▶ _DIRECTIONS_: Retype the material word for word.

▶ _SUPPLIED MATERIAL_:
= = = =

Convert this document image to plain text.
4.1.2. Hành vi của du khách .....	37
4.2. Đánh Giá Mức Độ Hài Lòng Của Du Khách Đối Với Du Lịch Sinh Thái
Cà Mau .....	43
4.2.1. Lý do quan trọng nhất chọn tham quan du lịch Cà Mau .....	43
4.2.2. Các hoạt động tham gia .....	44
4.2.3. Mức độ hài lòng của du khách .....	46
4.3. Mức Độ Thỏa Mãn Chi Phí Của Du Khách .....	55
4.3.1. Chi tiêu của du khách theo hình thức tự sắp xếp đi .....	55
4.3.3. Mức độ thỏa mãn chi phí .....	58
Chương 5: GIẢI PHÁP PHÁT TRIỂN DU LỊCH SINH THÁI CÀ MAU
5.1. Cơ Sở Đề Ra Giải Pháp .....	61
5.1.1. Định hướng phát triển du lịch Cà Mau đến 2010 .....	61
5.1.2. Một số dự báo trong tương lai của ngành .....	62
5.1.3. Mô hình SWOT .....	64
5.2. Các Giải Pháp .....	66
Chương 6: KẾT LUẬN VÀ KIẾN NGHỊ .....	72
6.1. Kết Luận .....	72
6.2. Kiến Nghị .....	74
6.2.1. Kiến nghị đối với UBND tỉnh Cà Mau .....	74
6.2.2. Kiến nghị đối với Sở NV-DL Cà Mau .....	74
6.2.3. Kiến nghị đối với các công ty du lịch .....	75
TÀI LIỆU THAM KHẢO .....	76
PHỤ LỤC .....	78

= = = =

▶ _REPLY_:
Convert this document image to plain text.
4.1.2. Hành vi của du khách .....	37
4.2. Đánh Giá Mức Độ Hài Lòng Của Du Khách Đối Với Du Lịch Sinh Thái
Cà Mau .....	43
4.2.1. Lý do quan trọng nhất chọn tham quan du lịch Cà Mau .....	43
4.2.2. Các hoạt động tham gia .....	44
4.2.3. Mức độ hài lòng của du khách .....	46
4.3. Mức Độ Thỏa Mãn Chi Phí Của Du Khách .....	55
4.3.1. Chi tiêu của du khách theo hình thức tự sắp xếp đi .....	55
4.3.3. Mức độ thỏa mãn chi phí .....	58
Chương 5: GIẢI PHÁP PHÁT TRIỂN DU LỊCH SINH THÁI CÀ MAU
5.1. Cơ Sở Đề Ra Giải Pháp .....	61
5.1.1. Định hướng phát triển du lịch Cà Mau đến 2010 .....	61
5.1.2. Một số dự báo trong tương lai của ngành .....	62
5.1.3. Mô hình SWOT .....	64
5.2. Các Giải Pháp .....	66
Chương 6: KẾT LUẬN VÀ KIẾN NGHỊ .....	72
6.1. Kết Luận .....	72
6.2. Kiến Nghị .....	74
6.2.1. Kiến nghị đối với UBND tỉnh Cà Mau .....	74
6.2.2. Kiến nghị đối với Sở NV-DL Cà Mau .....	74
6.2.3. Kiến nghị đối với các công ty du lịch .....	75
TÀI LIỆU THAM KHẢO .....	76
PHỤ LỤC .....	78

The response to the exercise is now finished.